Items from a figure collection
— start —

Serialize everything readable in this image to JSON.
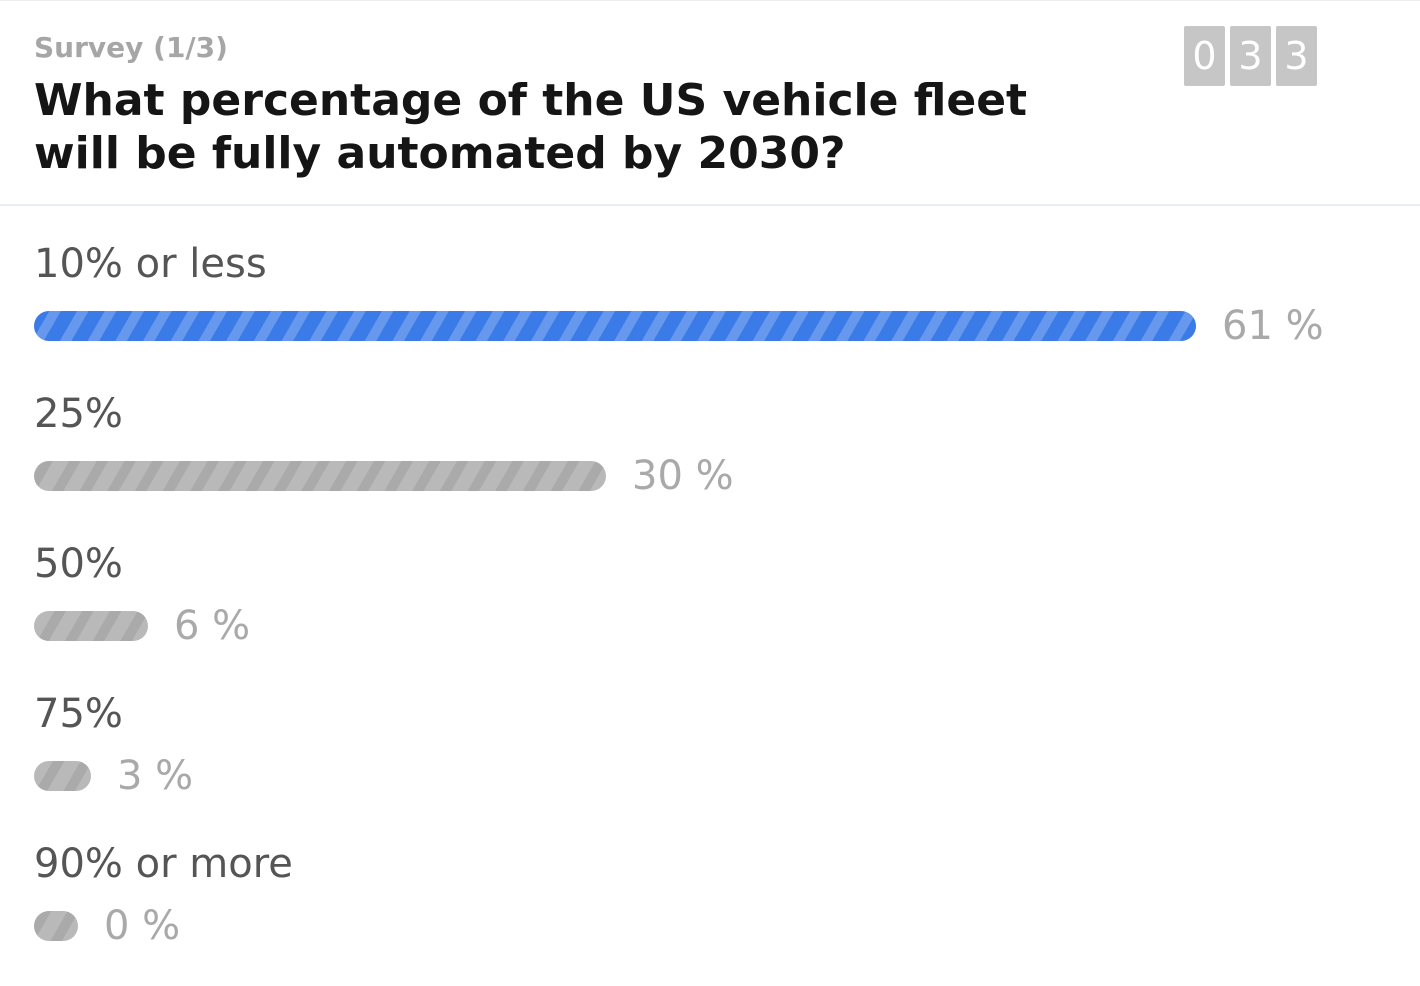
{
  "survey": {
    "progress_label": "Survey (1/3)",
    "question": "What percentage of the US vehicle fleet will be fully automated by 2030?",
    "counter_digits": [
      "0",
      "3",
      "3"
    ]
  },
  "colors": {
    "leader_bar": "#3b7be8",
    "other_bar": "#b9b9b9",
    "counter_bg": "#c6c6c6"
  },
  "options": [
    {
      "label": "10% or less",
      "percent": 61,
      "percent_text": "61 %",
      "leader": true
    },
    {
      "label": "25%",
      "percent": 30,
      "percent_text": "30 %",
      "leader": false
    },
    {
      "label": "50%",
      "percent": 6,
      "percent_text": "6 %",
      "leader": false
    },
    {
      "label": "75%",
      "percent": 3,
      "percent_text": "3 %",
      "leader": false
    },
    {
      "label": "90% or more",
      "percent": 0,
      "percent_text": "0 %",
      "leader": false
    }
  ]
}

— end —

PROBLEM DETAILS >>
Quote every entry exactly, with the pictures omitted.

RESULT OF THIS EXERCISE >>
Serialize everything readable in this image to JSON.
{
  "survey": {
    "progress_label": "Survey (1/3)",
    "question": "What percentage of the US vehicle fleet will be fully automated by 2030?",
    "counter_digits": [
      "0",
      "3",
      "3"
    ]
  },
  "colors": {
    "leader_bar": "#3b7be8",
    "other_bar": "#b9b9b9",
    "counter_bg": "#c6c6c6"
  },
  "options": [
    {
      "label": "10% or less",
      "percent": 61,
      "percent_text": "61 %",
      "leader": true
    },
    {
      "label": "25%",
      "percent": 30,
      "percent_text": "30 %",
      "leader": false
    },
    {
      "label": "50%",
      "percent": 6,
      "percent_text": "6 %",
      "leader": false
    },
    {
      "label": "75%",
      "percent": 3,
      "percent_text": "3 %",
      "leader": false
    },
    {
      "label": "90% or more",
      "percent": 0,
      "percent_text": "0 %",
      "leader": false
    }
  ]
}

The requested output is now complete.